> [Exercise aim]: Your task is to repeat, word for word, the line containing "Read out every word on this page." and all lines that follow it to the end of the material, and no other lines.

== Data listing

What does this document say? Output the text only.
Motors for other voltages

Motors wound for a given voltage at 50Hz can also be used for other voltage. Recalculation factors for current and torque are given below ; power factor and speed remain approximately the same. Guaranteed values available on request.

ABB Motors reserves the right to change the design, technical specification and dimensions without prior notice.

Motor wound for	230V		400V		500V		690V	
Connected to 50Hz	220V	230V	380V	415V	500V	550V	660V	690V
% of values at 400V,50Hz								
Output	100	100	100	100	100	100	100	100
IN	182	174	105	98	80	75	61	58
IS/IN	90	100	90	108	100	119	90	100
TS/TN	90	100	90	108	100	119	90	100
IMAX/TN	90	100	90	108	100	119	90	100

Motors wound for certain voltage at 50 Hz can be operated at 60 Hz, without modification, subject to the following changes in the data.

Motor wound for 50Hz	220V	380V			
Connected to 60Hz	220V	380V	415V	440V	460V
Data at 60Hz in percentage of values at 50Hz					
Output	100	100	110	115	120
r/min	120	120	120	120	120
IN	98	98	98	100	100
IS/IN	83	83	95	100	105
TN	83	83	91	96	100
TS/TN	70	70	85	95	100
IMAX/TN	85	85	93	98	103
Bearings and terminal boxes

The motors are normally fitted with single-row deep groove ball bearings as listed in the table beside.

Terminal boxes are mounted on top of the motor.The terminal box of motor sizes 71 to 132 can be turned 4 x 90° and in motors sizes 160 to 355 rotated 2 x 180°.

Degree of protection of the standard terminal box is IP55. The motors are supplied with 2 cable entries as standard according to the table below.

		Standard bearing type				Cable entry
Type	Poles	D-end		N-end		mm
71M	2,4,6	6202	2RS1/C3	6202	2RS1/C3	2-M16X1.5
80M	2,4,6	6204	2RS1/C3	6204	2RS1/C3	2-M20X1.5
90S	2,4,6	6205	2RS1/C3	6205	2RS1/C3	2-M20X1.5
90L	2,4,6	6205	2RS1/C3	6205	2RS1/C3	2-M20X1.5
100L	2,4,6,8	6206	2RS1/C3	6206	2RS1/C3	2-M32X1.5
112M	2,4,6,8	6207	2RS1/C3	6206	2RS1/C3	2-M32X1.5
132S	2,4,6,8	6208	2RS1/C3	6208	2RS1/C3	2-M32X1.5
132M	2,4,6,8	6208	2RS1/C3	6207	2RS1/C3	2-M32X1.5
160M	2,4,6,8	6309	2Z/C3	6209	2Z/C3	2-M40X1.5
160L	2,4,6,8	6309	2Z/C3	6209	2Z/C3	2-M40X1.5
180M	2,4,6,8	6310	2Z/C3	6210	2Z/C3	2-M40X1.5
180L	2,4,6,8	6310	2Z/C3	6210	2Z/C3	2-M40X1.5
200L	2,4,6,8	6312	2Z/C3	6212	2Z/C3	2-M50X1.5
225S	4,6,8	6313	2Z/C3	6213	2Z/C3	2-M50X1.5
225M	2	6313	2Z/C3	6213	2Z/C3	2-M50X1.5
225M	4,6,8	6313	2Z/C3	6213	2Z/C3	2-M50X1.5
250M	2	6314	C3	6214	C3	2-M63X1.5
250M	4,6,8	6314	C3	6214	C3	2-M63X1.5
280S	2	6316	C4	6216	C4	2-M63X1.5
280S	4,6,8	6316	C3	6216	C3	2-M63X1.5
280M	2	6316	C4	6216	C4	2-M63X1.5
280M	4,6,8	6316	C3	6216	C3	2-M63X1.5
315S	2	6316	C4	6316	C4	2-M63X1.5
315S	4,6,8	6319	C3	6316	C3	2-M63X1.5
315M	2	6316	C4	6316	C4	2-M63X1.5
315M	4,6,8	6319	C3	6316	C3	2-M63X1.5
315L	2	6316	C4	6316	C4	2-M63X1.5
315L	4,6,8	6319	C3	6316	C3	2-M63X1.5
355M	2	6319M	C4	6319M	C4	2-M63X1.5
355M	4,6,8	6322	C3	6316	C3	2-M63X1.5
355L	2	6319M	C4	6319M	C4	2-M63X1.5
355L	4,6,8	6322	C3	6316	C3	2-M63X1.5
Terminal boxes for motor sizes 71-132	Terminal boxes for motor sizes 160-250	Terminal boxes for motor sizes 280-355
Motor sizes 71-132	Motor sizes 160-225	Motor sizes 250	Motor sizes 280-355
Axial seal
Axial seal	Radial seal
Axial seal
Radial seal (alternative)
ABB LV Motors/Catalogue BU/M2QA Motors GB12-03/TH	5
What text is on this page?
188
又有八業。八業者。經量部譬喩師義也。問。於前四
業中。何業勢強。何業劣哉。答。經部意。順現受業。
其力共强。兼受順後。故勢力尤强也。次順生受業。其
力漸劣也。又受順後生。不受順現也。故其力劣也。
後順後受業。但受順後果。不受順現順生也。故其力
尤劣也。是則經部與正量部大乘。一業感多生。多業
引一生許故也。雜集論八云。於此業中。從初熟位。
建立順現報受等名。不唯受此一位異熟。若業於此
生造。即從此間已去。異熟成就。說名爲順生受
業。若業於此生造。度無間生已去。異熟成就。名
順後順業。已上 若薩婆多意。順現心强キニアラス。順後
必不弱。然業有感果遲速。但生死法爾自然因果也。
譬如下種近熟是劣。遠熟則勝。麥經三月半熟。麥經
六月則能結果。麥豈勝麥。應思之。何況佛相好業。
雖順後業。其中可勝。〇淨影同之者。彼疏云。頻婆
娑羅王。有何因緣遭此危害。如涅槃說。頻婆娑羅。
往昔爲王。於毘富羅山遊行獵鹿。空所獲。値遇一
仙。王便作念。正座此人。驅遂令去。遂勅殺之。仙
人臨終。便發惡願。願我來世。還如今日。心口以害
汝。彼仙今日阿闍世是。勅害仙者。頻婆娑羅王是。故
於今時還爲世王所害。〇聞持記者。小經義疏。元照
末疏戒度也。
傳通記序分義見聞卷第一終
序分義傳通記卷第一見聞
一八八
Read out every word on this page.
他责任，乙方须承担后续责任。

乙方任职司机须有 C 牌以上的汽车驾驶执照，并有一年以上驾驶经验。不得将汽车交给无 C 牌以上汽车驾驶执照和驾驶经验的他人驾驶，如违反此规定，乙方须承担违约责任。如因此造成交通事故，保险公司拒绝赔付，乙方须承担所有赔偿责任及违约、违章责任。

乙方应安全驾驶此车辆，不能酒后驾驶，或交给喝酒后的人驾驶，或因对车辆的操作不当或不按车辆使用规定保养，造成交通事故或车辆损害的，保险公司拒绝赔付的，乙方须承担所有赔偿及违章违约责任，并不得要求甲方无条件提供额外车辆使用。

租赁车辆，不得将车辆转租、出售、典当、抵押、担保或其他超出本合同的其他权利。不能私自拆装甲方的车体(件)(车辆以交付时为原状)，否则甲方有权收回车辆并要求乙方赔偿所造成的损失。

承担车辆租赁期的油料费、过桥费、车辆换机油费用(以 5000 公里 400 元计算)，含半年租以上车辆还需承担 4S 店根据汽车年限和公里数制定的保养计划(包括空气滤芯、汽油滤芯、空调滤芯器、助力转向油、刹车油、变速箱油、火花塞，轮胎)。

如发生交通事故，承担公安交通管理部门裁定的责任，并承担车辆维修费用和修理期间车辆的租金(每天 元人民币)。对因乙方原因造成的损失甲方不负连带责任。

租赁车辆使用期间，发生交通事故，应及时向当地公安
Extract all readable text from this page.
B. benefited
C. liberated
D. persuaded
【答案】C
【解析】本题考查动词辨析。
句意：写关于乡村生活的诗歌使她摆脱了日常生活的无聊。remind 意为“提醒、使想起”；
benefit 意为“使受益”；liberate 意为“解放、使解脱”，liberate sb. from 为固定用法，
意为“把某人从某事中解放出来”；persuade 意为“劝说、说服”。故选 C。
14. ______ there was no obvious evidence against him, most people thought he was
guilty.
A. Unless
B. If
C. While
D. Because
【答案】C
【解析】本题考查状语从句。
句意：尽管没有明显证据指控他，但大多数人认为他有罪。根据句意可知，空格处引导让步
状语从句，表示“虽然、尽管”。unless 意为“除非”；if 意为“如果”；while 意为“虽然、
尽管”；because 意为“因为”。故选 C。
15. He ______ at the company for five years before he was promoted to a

====

> [Solution for this exercise]:
Read out every word on this page.
他责任，乙方须承担后续责任。

乙方任职司机须有 C 牌以上的汽车驾驶执照，并有一年以上驾驶经验。不得将汽车交给无 C 牌以上汽车驾驶执照和驾驶经验的他人驾驶，如违反此规定，乙方须承担违约责任。如因此造成交通事故，保险公司拒绝赔付，乙方须承担所有赔偿责任及违约、违章责任。

乙方应安全驾驶此车辆，不能酒后驾驶，或交给喝酒后的人驾驶，或因对车辆的操作不当或不按车辆使用规定保养，造成交通事故或车辆损害的，保险公司拒绝赔付的，乙方须承担所有赔偿及违章违约责任，并不得要求甲方无条件提供额外车辆使用。

租赁车辆，不得将车辆转租、出售、典当、抵押、担保或其他超出本合同的其他权利。不能私自拆装甲方的车体(件)(车辆以交付时为原状)，否则甲方有权收回车辆并要求乙方赔偿所造成的损失。

承担车辆租赁期的油料费、过桥费、车辆换机油费用(以 5000 公里 400 元计算)，含半年租以上车辆还需承担 4S 店根据汽车年限和公里数制定的保养计划(包括空气滤芯、汽油滤芯、空调滤芯器、助力转向油、刹车油、变速箱油、火花塞，轮胎)。

如发生交通事故，承担公安交通管理部门裁定的责任，并承担车辆维修费用和修理期间车辆的租金(每天 元人民币)。对因乙方原因造成的损失甲方不负连带责任。

租赁车辆使用期间，发生交通事故，应及时向当地公安
Extract all readable text from this page.
B. benefited
C. liberated
D. persuaded
【答案】C
【解析】本题考查动词辨析。
句意：写关于乡村生活的诗歌使她摆脱了日常生活的无聊。remind 意为“提醒、使想起”；
benefit 意为“使受益”；liberate 意为“解放、使解脱”，liberate sb. from 为固定用法，
意为“把某人从某事中解放出来”；persuade 意为“劝说、说服”。故选 C。
14. ______ there was no obvious evidence against him, most people thought he was
guilty.
A. Unless
B. If
C. While
D. Because
【答案】C
【解析】本题考查状语从句。
句意：尽管没有明显证据指控他，但大多数人认为他有罪。根据句意可知，空格处引导让步
状语从句，表示“虽然、尽管”。unless 意为“除非”；if 意为“如果”；while 意为“虽然、
尽管”；because 意为“因为”。故选 C。
15. He ______ at the company for five years before he was promoted to a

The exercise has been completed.